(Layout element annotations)
-----

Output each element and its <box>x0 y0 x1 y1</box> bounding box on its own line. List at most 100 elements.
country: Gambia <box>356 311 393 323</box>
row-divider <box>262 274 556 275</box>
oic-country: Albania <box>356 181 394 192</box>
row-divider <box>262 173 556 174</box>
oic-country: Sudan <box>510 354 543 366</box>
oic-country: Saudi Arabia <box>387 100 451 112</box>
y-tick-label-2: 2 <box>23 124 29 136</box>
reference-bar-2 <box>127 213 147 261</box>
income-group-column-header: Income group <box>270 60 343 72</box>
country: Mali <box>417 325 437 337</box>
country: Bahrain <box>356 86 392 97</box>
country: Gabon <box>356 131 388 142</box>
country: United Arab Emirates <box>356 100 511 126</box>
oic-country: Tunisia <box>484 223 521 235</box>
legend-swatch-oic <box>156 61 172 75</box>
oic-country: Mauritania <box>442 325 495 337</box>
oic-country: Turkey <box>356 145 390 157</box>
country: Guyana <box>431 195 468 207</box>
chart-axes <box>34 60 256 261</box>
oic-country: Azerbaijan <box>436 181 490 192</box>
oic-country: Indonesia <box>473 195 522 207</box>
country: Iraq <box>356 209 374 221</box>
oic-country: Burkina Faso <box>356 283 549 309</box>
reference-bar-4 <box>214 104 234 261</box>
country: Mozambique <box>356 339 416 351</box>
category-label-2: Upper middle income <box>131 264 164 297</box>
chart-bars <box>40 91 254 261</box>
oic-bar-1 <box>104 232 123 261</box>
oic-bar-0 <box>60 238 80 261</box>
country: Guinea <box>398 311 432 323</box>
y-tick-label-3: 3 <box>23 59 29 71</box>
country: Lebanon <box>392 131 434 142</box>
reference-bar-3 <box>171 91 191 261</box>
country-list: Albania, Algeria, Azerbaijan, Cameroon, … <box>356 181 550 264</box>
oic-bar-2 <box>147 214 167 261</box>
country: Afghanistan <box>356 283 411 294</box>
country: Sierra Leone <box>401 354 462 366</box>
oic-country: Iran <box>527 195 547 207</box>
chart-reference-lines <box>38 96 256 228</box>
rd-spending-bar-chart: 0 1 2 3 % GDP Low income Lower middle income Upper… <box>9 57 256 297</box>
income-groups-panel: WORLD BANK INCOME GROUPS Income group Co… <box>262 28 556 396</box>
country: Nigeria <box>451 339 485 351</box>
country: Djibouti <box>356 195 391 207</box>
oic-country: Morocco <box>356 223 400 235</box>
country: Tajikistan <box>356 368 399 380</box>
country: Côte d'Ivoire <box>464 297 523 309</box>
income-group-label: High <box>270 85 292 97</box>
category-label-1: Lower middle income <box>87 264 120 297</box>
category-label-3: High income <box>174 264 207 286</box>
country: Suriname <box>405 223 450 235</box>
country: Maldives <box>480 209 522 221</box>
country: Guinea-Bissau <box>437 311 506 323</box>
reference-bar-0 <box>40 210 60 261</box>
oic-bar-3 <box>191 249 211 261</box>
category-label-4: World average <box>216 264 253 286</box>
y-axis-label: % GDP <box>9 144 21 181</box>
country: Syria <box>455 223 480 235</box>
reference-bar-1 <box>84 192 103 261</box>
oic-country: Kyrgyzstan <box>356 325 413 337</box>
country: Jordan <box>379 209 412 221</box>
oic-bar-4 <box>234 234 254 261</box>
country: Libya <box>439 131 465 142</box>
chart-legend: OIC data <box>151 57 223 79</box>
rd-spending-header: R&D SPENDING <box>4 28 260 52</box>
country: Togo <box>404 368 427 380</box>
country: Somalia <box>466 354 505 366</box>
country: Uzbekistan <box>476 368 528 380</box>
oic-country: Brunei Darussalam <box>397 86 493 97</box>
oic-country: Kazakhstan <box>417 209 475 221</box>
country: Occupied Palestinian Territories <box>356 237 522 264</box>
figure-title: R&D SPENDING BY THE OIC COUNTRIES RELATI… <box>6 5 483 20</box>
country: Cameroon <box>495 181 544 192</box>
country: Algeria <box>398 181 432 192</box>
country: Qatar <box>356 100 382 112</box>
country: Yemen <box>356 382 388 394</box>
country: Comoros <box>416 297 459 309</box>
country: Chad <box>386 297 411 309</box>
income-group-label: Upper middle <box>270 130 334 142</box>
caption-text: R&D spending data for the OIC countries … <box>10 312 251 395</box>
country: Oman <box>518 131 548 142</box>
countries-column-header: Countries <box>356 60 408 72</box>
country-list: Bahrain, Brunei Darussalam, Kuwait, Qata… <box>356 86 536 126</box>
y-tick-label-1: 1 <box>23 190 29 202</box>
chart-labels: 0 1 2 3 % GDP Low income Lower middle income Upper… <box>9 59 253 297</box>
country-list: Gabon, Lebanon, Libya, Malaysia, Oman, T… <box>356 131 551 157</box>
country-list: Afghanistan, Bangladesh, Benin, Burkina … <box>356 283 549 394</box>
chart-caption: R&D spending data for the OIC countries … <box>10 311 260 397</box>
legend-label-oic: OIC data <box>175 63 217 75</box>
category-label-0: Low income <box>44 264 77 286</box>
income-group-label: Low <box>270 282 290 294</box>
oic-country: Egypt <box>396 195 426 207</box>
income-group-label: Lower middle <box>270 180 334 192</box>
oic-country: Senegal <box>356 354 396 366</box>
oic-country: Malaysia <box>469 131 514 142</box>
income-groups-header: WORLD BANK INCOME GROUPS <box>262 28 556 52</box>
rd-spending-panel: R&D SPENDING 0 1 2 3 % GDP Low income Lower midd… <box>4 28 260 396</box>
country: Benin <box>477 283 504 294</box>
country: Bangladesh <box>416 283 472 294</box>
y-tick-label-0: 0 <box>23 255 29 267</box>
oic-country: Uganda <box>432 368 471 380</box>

-----

» SET PROBLEM
Copy out the items word for word, starting at the very first line and ending with the line that contains "oic-country: Albania <box>356", with both ends included.

» OUTPUT FOR THIS EXERCISE
Output each element and its <box>x0 y0 x1 y1</box> bounding box on its own line. List at most 100 elements.
country: Gambia <box>356 311 393 323</box>
row-divider <box>262 274 556 275</box>
oic-country: Albania <box>356 181 394 192</box>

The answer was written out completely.